* **Task requirements**
Rewrite the items from the beginning through the line containing "The curable resin 28 is at (330, 278).", replacing "shape" with "form" and leaving all else unchanged.

* **Data rows**
○ ○ ○ ○ ○

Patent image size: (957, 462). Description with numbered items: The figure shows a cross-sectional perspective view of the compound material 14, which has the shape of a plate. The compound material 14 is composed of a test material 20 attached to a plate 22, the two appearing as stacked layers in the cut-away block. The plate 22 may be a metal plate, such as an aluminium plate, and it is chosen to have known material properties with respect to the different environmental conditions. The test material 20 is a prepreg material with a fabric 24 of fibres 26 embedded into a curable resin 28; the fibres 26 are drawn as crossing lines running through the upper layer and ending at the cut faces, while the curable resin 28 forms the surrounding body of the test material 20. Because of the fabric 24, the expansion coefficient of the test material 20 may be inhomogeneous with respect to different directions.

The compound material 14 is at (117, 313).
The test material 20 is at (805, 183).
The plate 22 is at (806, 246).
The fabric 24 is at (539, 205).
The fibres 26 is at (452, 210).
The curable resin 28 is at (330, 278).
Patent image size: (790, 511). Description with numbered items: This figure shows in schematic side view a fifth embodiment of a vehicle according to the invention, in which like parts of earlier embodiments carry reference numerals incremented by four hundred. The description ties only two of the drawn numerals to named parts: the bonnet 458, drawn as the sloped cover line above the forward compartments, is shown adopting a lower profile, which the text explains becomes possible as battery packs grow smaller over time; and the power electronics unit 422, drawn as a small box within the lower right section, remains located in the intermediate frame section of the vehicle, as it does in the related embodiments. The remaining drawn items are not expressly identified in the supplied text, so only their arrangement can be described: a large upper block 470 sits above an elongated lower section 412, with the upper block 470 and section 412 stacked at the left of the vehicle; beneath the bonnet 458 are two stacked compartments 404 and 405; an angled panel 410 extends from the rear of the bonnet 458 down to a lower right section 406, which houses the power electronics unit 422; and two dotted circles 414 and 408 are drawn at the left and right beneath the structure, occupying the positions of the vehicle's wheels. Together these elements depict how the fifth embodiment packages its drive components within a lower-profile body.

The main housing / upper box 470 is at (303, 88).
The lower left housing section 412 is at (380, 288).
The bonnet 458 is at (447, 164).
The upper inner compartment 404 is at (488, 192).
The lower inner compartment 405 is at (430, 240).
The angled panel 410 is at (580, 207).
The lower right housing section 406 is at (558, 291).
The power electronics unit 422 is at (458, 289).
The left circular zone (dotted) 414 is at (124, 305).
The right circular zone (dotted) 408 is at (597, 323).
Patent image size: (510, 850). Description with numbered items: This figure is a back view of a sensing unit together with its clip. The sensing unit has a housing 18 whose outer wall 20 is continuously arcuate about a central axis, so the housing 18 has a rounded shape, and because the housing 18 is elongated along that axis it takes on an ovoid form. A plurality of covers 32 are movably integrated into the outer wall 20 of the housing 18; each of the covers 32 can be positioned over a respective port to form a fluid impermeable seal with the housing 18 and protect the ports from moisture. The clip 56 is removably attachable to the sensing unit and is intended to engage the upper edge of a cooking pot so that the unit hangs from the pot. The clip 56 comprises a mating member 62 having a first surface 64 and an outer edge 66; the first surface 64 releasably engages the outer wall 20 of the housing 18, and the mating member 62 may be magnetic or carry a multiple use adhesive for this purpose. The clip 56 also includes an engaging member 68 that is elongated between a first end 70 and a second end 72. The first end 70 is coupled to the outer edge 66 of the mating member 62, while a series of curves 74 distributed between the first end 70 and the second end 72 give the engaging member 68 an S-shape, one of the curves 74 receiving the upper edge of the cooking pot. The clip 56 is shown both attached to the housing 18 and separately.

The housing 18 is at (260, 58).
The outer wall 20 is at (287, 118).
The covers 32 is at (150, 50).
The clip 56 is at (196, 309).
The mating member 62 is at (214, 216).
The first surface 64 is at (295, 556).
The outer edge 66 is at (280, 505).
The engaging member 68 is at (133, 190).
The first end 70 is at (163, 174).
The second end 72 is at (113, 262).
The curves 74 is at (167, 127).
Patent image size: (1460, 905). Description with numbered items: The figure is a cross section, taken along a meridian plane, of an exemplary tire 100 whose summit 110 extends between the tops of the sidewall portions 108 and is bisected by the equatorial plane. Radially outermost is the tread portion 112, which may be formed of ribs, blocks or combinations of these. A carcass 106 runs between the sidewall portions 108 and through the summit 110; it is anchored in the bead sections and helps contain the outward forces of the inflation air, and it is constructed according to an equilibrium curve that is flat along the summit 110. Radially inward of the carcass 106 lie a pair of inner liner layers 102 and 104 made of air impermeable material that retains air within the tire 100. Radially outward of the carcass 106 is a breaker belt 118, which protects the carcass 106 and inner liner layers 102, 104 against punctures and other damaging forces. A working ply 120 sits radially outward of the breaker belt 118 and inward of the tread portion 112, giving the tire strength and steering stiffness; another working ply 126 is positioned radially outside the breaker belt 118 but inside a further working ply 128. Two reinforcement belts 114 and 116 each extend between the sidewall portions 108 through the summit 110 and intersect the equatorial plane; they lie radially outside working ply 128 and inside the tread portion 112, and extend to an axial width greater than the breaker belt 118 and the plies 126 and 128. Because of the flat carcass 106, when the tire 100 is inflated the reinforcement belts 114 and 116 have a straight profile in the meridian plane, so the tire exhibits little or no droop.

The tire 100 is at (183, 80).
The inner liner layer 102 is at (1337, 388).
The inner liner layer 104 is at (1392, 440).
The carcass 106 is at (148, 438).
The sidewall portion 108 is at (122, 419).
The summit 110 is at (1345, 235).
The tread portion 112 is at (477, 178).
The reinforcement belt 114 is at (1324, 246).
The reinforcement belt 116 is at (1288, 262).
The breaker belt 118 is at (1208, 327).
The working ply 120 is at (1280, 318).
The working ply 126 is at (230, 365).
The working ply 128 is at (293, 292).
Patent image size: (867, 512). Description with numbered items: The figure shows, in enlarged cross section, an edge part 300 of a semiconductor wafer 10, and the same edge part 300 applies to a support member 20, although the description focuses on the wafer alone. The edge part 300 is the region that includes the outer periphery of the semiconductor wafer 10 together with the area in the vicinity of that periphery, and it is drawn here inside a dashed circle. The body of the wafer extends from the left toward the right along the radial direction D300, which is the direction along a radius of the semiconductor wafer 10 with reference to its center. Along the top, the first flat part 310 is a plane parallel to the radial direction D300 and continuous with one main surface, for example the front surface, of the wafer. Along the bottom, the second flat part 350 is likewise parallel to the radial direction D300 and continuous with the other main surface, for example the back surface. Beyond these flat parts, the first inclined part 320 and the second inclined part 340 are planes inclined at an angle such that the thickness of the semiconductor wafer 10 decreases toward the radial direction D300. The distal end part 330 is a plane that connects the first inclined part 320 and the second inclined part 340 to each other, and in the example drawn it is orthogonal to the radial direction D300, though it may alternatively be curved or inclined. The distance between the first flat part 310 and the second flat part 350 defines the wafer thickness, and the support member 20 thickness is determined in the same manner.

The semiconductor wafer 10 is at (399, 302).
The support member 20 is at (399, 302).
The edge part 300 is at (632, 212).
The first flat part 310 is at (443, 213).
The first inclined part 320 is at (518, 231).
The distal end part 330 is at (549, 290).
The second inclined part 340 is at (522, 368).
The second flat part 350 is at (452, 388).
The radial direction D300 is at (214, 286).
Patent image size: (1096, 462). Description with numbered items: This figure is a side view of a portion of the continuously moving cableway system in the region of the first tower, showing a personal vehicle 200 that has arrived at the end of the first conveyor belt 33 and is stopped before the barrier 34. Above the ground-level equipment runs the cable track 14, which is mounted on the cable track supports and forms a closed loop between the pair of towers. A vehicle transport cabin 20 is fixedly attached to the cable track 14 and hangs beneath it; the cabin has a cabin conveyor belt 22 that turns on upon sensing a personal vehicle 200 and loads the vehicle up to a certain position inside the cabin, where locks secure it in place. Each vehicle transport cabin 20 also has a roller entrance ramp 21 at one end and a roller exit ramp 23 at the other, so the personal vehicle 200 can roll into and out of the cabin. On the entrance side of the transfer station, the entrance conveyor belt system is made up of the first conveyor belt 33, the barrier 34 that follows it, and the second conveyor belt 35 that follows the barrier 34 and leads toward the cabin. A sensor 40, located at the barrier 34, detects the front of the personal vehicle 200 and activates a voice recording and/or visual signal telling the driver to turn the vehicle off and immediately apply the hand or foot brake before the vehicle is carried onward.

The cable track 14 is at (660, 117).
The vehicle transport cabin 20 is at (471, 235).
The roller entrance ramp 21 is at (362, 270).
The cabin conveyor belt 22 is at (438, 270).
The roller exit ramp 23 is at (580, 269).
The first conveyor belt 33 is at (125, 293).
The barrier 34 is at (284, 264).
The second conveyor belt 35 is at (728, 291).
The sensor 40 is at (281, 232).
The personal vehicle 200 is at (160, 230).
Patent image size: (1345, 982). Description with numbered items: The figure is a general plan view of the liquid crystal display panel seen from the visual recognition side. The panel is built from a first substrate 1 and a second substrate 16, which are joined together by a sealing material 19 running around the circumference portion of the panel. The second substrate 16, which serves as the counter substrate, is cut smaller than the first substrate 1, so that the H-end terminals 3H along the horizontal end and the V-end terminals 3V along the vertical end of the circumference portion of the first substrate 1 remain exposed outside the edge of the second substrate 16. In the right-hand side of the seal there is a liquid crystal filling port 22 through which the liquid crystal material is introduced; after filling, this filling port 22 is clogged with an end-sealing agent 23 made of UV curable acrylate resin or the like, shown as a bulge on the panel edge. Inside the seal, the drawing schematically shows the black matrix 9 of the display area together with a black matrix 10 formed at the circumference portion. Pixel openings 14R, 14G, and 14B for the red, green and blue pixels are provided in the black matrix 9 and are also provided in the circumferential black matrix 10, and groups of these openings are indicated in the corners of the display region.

○ ○ ○ ○ ○

* **Exercise output**
Patent image size: (957, 462). Description with numbered items: The figure shows a cross-sectional perspective view of the compound material 14, which has the form of a plate. The compound material 14 is composed of a test material 20 attached to a plate 22, the two appearing as stacked layers in the cut-away block. The plate 22 may be a metal plate, such as an aluminium plate, and it is chosen to have known material properties with respect to the different environmental conditions. The test material 20 is a prepreg material with a fabric 24 of fibres 26 embedded into a curable resin 28; the fibres 26 are drawn as crossing lines running through the upper layer and ending at the cut faces, while the curable resin 28 forms the surrounding body of the test material 20. Because of the fabric 24, the expansion coefficient of the test material 20 may be inhomogeneous with respect to different directions.

The compound material 14 is at (117, 313).
The test material 20 is at (805, 183).
The plate 22 is at (806, 246).
The fabric 24 is at (539, 205).
The fibres 26 is at (452, 210).
The curable resin 28 is at (330, 278).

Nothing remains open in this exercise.